* Text extract *
Jay's proposed dictionary database will go ahead, and is a good and wondrous thing. In the interests of some sort of public standard arising beforehand, if possible, I suggest we group-write a couple of definitions of some of the thornier words, as we would like to see them defined in the dictionary. I am particularly thinking of cmavo with gaps left in the Refgram. I object to group-writing definitions. As I pointed out in the fa'a (Dictionary) page, we should let usage decide. I frankly agree with Jay that one can't push for something without also using it. - mi'e .kreig.daniyl.

  • *sigh* So be it. I am now writing the fa'a definition Elephant-style, But I want to say, unambiguously and exasperatedly, that I object to people objecting to the very authoring of the Dictionary. --- nitcion.

For instance:


I Nick now believe the right infrastructure for the cmavo section of the dictionary (as opposed to the lujvo section, which will be inherently complex and Case against a lujvo dictionary ontroversial), is the Elephant.

* To do *
#1 In the dictionary discussion, which words does the person proposing group-written definitions particularly have in mind?
#2 Reproduce the dictionary discussion from "Jay's proposed dictionary" to "Dictionary. --- nitcion.".
Answer from the dictionary discussion alone.

Data listing
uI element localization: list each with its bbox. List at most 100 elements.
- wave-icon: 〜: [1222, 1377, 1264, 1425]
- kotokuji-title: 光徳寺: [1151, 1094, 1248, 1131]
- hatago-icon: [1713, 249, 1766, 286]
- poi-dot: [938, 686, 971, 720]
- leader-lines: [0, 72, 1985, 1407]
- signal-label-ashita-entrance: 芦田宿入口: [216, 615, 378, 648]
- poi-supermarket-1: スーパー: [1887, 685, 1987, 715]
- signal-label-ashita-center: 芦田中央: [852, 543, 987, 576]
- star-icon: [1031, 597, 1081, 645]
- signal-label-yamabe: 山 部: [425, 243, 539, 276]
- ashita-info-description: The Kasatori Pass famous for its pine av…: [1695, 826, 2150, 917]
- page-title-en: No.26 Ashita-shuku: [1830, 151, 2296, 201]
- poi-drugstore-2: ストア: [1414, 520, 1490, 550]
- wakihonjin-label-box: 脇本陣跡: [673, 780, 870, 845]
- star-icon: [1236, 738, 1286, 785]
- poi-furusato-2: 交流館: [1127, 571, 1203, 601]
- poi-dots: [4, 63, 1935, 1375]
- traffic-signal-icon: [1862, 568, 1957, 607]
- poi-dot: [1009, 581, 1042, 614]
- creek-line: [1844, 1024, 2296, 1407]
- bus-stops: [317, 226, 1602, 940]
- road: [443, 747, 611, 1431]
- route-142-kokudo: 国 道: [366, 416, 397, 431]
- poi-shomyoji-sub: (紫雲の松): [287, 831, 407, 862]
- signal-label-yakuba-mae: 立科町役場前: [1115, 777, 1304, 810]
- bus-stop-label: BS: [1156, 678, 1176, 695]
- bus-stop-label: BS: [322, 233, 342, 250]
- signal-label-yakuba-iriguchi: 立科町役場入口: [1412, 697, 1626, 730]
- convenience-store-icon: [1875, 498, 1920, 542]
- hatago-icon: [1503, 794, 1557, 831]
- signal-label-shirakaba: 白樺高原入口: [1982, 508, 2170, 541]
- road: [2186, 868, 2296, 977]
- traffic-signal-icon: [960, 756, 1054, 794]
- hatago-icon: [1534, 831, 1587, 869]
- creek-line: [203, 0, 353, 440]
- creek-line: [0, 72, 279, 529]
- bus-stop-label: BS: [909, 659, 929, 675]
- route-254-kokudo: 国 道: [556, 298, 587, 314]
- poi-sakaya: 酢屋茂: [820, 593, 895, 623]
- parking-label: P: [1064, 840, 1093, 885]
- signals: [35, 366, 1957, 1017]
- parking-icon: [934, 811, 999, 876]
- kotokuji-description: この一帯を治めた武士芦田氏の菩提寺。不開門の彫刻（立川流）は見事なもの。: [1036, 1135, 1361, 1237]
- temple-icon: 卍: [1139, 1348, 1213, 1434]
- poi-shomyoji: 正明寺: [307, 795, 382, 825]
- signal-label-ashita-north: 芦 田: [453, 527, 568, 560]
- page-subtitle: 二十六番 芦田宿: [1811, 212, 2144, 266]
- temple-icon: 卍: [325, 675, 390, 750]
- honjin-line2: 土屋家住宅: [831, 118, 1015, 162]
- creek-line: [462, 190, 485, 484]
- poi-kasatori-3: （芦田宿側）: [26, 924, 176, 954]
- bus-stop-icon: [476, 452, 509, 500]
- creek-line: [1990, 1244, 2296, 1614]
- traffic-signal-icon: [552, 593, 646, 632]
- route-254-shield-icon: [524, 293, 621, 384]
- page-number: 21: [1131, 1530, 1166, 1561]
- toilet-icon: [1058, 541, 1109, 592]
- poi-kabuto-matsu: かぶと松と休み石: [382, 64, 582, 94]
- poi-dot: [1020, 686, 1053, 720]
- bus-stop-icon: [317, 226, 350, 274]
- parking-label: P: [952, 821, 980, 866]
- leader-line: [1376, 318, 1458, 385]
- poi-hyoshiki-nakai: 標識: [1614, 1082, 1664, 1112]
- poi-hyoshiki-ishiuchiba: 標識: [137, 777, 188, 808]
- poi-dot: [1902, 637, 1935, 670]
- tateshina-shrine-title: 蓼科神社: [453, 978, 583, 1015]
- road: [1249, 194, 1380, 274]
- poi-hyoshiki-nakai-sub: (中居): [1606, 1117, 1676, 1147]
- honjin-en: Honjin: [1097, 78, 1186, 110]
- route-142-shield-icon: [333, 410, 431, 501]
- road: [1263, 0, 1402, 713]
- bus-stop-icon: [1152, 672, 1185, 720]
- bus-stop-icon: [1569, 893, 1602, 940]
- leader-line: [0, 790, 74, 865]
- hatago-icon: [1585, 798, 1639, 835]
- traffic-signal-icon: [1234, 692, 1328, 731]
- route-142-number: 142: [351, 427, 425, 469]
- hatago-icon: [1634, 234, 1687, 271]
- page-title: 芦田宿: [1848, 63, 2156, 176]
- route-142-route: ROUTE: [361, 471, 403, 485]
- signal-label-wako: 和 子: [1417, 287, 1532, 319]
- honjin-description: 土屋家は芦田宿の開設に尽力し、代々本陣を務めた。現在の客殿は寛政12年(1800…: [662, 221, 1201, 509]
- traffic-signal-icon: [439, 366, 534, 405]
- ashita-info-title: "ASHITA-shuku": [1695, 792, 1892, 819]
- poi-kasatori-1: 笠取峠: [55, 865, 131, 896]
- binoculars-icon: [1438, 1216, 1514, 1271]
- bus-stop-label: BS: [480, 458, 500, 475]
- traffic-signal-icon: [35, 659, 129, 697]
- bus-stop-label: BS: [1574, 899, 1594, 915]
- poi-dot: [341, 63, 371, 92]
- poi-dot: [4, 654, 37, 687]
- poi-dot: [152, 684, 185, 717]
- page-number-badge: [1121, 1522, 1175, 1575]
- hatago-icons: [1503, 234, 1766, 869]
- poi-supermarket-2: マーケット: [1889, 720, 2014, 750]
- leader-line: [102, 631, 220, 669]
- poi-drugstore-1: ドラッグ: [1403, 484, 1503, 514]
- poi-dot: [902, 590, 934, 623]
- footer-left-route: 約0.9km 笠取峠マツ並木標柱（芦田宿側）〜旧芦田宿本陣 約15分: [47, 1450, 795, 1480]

* The results *
#1 Cmavo with gaps left in the Refgram.

#2
Jay's proposed dictionary database will go ahead, and is a good and wondrous thing. In the interests of some sort of public standard arising beforehand, if possible, I suggest we group-write a couple of definitions of some of the thornier words, as we would like to see them defined in the dictionary. I am particularly thinking of cmavo with gaps left in the Refgram. I object to group-writing definitions. As I pointed out in the fa'a (Dictionary) page, we should let usage decide. I frankly agree with Jay that one can't push for something without also using it. - mi'e .kreig.daniyl.

  • *sigh* So be it. I am now writing the fa'a definition Elephant-style, But I want to say, unambiguously and exasperatedly, that I object to people objecting to the very authoring of the Dictionary. --- nitcion.